**Stated goal**: In the items below, copy out unchanged every line from the one containing "logo-line-2: GEOGRAPHIC: [76, 58, 228, 86]" through the one containing "30, 243, 91]", with both of those lines included.

**Exercise material**:
○ ○ ○ ○ ○ ○ ○
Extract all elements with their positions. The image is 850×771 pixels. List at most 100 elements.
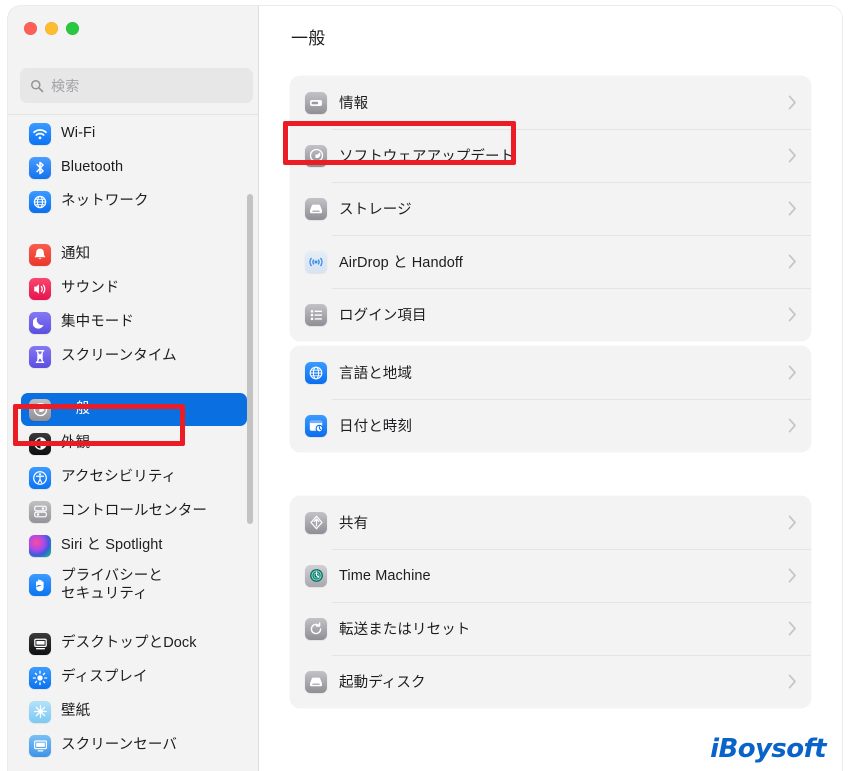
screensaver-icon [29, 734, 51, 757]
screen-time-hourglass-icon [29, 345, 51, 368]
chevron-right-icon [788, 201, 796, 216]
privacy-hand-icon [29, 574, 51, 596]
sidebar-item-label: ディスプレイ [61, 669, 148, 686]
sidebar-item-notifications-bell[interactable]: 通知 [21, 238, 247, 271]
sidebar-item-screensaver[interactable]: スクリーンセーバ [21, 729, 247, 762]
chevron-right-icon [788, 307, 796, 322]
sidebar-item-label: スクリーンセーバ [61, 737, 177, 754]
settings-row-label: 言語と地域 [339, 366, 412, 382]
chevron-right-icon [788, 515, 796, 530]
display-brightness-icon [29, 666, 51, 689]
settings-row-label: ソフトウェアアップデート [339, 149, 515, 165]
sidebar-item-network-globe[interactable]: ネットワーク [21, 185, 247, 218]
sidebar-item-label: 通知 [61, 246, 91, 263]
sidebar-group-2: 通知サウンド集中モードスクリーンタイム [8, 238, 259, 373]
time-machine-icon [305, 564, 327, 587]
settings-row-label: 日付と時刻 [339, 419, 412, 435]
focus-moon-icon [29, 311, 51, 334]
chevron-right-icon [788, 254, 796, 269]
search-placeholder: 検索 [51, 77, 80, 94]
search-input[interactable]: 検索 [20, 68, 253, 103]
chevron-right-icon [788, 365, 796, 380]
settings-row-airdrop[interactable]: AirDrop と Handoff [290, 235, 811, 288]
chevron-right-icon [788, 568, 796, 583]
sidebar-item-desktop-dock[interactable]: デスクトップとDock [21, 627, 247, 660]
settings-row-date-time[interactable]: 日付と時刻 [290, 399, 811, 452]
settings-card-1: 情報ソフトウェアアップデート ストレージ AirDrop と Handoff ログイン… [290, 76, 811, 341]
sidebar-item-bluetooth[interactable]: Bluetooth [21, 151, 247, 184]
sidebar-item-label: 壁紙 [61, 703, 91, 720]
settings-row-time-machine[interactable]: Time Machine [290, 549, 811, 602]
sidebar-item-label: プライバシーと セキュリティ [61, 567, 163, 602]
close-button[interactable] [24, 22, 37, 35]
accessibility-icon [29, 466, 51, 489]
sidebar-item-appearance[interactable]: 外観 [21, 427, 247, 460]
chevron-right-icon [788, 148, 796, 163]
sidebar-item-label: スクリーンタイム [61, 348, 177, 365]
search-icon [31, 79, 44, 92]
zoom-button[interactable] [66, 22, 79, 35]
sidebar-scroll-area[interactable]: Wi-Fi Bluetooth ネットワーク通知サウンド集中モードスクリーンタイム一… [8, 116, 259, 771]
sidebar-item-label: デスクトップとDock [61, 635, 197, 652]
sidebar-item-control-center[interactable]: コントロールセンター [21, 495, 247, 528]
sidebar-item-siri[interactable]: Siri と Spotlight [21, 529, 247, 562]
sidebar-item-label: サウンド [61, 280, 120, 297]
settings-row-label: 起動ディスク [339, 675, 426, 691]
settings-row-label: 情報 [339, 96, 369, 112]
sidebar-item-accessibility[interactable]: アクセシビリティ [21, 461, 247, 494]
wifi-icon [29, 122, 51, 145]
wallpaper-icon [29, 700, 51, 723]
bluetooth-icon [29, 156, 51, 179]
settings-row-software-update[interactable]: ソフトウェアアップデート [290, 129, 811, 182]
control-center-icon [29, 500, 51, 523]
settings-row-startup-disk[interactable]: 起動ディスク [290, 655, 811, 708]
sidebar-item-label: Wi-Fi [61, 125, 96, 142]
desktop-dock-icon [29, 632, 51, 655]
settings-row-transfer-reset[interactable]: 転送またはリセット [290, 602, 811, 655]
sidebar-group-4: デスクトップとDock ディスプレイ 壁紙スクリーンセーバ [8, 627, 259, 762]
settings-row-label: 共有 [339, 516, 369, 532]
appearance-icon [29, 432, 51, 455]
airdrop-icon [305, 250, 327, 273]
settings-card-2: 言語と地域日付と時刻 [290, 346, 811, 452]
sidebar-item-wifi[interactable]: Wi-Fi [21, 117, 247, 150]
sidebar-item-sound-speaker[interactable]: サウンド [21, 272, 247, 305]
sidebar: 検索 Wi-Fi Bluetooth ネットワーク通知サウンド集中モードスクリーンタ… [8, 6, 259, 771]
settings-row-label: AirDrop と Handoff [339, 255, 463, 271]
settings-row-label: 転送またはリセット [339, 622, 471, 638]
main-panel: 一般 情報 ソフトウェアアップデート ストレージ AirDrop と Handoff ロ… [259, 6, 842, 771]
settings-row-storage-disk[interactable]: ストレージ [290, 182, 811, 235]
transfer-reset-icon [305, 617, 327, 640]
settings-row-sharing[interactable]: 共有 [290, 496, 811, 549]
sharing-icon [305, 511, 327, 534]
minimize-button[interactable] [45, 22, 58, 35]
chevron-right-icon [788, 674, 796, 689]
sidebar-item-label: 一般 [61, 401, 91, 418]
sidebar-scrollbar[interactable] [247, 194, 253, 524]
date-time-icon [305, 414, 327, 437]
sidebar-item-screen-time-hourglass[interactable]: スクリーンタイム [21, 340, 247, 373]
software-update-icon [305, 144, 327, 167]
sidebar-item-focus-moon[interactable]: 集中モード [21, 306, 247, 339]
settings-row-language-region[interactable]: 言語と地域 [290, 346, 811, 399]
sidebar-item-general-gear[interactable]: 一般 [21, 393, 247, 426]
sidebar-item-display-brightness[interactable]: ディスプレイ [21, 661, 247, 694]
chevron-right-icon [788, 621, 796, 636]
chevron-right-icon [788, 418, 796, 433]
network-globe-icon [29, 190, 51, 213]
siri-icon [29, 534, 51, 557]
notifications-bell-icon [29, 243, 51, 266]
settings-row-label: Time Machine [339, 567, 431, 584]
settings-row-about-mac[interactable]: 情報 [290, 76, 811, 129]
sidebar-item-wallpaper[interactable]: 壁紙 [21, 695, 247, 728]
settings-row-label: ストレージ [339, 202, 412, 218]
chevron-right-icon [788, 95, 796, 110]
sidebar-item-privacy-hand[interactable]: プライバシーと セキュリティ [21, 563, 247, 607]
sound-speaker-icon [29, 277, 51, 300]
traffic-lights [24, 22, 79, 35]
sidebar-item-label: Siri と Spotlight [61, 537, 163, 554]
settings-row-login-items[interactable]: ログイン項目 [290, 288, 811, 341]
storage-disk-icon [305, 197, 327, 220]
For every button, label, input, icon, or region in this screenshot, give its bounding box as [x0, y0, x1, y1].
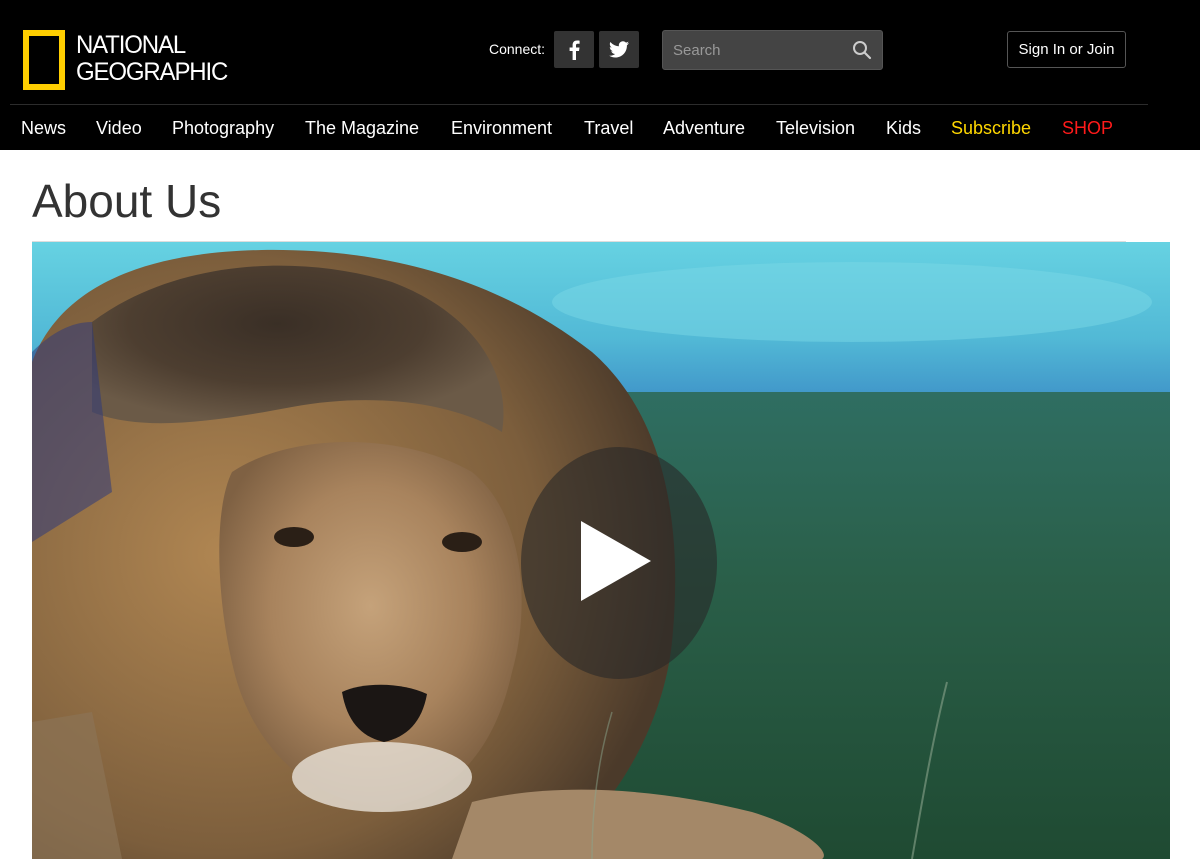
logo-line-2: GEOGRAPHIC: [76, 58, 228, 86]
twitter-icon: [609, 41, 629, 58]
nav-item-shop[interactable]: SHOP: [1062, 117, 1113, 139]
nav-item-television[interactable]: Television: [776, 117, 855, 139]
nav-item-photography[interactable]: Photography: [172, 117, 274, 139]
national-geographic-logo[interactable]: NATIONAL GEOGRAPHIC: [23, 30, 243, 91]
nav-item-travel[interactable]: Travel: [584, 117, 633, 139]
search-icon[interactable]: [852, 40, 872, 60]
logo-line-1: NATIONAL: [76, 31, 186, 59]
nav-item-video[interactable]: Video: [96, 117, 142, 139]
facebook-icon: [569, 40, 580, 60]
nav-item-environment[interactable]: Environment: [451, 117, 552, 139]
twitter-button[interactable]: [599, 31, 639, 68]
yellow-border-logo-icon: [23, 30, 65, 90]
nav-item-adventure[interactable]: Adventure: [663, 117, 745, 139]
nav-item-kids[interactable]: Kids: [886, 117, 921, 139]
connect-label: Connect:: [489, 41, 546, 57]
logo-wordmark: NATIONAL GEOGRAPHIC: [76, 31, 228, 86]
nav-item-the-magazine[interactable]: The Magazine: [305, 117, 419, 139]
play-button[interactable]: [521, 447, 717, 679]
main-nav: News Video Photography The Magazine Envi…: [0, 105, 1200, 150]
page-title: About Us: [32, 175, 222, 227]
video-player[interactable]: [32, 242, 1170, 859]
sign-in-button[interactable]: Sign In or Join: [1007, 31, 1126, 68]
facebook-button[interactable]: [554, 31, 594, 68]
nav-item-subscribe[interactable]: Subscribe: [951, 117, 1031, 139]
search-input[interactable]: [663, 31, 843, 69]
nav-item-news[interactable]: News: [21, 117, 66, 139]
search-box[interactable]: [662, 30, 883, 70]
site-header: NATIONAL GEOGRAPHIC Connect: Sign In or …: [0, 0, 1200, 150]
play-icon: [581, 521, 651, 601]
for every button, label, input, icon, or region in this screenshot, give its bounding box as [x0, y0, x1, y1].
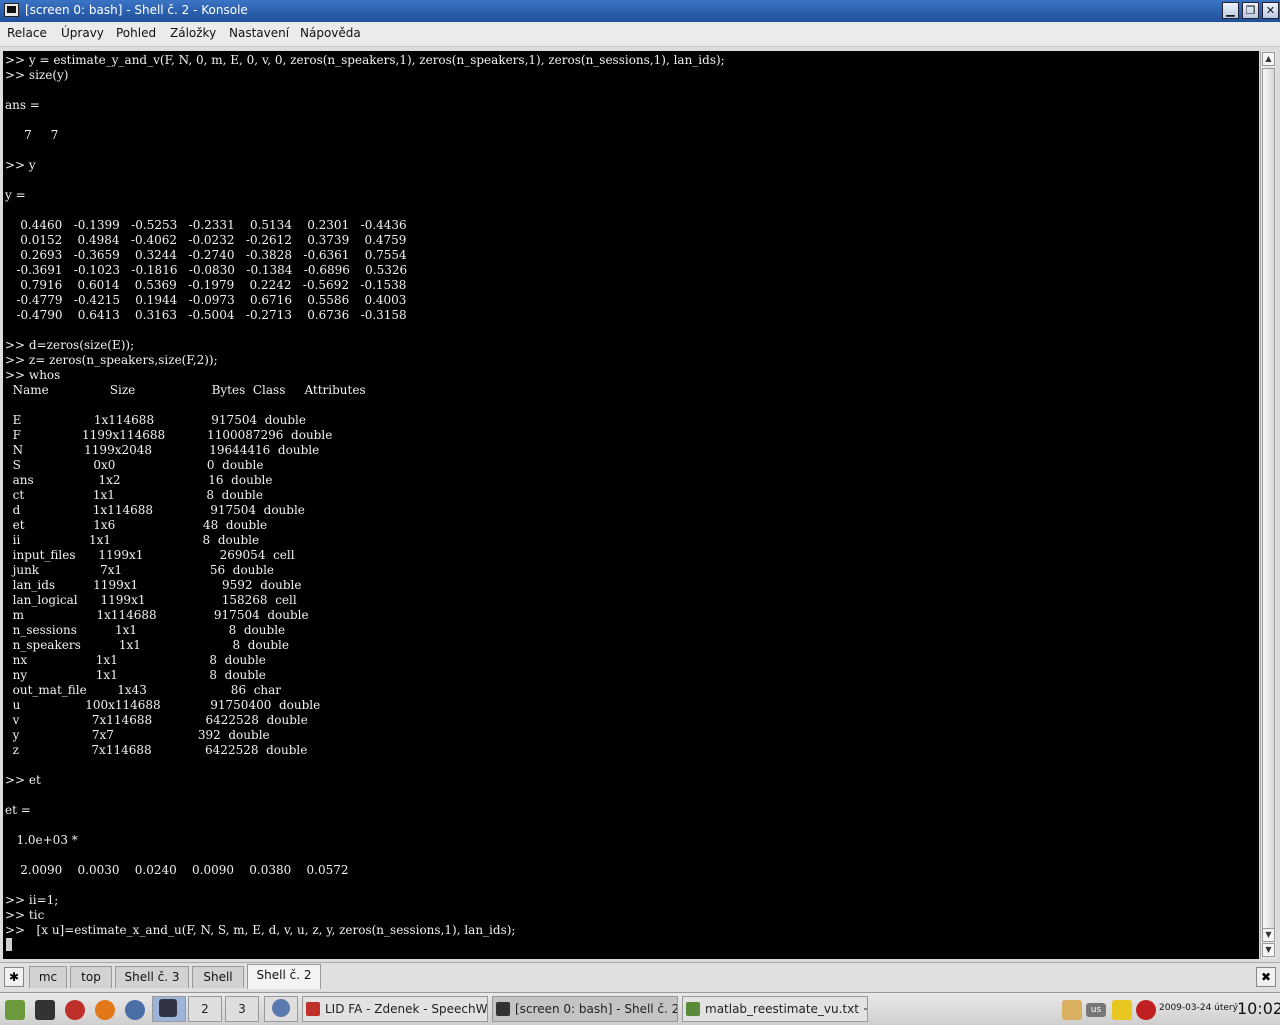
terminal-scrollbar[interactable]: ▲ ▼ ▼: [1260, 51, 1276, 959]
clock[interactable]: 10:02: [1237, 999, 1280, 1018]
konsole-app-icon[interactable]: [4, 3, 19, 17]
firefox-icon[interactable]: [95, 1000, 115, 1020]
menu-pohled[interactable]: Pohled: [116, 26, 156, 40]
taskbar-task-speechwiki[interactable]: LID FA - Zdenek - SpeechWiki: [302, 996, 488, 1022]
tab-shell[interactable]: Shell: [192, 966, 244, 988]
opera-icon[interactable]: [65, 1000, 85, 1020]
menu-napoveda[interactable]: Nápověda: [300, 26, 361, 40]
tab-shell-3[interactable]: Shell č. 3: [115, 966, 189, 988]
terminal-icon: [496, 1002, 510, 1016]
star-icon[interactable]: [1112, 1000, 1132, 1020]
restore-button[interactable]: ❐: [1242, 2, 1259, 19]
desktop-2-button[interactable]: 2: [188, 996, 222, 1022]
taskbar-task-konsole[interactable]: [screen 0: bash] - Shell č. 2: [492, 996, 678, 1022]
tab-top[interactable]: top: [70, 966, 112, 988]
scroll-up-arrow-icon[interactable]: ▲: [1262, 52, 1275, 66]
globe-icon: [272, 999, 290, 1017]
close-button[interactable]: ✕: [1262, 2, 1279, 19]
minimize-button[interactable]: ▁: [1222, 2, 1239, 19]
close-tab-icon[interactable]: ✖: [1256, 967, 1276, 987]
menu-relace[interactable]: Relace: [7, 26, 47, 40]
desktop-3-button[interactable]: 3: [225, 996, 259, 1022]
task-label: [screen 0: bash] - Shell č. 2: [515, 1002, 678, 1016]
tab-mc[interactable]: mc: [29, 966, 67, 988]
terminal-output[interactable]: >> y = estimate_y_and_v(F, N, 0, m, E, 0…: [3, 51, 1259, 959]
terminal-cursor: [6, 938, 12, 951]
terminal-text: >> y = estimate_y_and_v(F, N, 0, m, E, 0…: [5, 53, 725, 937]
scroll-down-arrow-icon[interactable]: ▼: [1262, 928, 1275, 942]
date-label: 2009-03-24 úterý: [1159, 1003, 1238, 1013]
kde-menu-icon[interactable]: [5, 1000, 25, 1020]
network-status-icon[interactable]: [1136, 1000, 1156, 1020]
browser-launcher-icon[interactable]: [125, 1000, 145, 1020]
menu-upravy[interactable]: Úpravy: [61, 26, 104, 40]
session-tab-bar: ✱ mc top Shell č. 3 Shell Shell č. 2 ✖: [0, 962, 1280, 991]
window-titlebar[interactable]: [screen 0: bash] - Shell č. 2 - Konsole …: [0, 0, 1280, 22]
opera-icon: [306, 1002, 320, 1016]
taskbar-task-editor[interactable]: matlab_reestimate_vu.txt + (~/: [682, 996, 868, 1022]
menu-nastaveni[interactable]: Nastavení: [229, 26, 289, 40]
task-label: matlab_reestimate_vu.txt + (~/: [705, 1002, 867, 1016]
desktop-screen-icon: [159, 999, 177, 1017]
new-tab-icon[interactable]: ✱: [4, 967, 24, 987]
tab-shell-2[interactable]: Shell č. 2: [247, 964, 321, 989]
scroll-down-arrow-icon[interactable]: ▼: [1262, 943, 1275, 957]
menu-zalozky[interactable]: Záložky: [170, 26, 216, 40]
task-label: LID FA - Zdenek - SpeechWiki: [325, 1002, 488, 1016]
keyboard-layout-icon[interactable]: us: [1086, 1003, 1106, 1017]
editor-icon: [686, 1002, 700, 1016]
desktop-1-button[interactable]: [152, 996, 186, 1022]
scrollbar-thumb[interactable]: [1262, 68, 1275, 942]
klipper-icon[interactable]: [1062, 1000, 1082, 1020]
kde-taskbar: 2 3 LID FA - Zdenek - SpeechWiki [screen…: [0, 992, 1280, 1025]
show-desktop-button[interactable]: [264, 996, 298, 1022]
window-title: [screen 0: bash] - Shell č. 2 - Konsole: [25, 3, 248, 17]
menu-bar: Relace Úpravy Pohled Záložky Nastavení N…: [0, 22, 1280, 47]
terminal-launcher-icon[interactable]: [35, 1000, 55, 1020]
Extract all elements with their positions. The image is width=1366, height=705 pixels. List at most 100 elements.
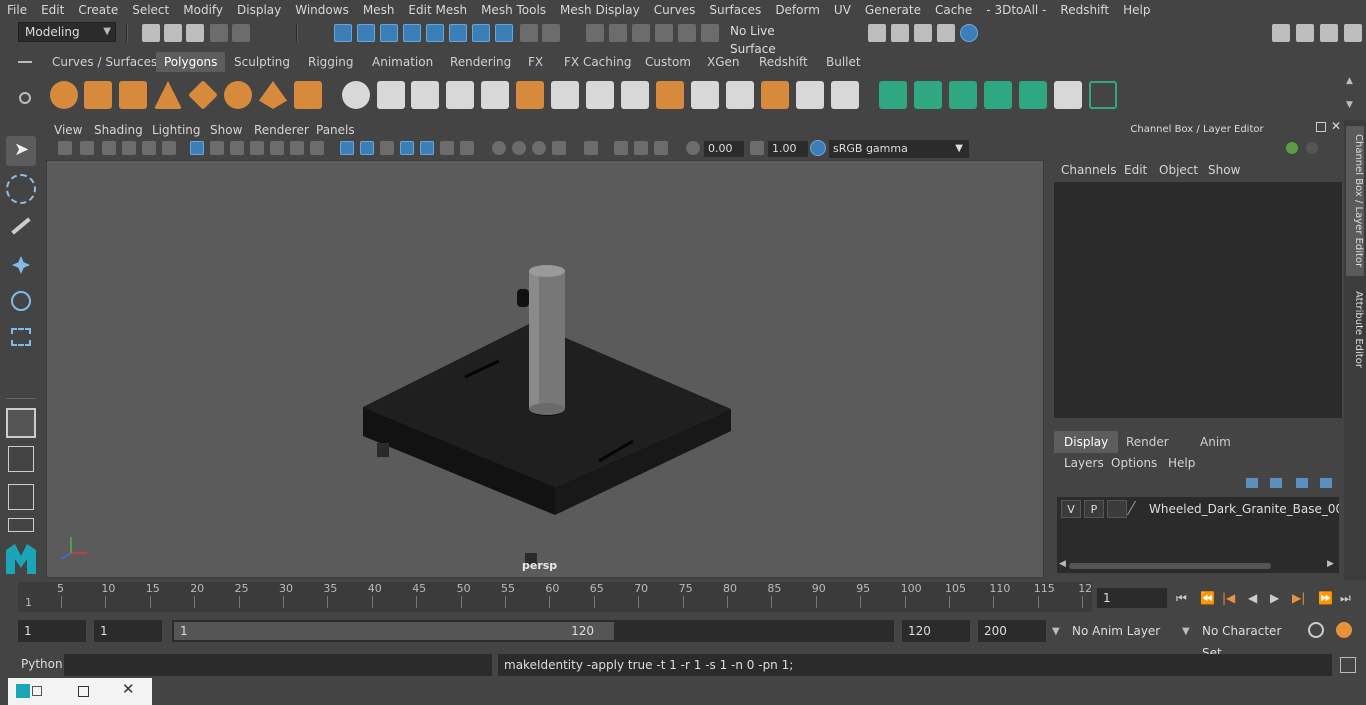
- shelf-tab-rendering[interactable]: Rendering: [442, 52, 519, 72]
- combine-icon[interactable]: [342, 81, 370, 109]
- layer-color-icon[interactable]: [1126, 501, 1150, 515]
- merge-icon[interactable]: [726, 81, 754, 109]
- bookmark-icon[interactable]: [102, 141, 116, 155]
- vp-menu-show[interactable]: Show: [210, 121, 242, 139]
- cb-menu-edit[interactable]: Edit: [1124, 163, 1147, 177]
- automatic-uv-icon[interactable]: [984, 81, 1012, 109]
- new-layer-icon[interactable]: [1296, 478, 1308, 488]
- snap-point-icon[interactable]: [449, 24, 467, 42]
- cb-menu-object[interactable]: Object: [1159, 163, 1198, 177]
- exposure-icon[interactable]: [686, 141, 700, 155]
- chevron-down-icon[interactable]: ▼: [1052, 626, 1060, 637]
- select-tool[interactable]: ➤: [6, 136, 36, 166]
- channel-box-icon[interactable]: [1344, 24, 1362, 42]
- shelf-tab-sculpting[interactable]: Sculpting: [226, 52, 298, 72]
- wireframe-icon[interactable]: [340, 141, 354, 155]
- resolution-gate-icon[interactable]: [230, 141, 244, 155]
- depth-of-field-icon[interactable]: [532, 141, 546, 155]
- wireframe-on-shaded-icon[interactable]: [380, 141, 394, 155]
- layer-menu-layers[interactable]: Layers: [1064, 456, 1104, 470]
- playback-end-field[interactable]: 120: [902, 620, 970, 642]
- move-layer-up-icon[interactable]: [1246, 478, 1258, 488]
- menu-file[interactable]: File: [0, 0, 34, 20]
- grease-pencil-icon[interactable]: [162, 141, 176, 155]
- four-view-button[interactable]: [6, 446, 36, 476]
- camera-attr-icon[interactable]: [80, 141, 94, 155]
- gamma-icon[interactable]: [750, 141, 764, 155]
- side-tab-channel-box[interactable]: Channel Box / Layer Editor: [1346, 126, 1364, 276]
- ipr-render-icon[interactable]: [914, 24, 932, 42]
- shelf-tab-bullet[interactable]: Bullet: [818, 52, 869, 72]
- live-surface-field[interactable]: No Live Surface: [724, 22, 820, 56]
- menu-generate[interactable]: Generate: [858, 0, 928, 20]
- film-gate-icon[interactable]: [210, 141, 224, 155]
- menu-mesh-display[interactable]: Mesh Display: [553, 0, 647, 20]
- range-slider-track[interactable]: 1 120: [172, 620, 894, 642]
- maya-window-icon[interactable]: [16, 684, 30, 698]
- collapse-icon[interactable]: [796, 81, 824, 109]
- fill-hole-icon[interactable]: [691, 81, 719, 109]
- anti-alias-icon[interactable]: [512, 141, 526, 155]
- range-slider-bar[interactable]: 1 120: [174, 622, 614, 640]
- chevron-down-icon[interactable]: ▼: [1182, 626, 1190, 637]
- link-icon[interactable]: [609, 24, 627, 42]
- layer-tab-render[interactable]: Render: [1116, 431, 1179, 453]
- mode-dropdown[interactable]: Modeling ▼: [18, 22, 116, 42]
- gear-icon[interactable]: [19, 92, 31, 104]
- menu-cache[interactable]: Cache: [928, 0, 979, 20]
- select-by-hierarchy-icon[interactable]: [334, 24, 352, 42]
○ ○ ○ ○ ○ ○ ○
**Solved exercise**:
logo-line-2: GEOGRAPHIC: [76, 58, 228, 86]
twitter-icon: [609, 41, 629, 58]
nav-item-shop[interactable]: SHOP: [1062, 117, 1113, 139]
nav-item-television[interactable]: Television: [776, 117, 855, 139]
nav-item-photography[interactable]: Photography: [172, 117, 274, 139]
national-geographic-logo[interactable]: NATIONAL GEOGRAPHIC: [23, 30, 243, 91]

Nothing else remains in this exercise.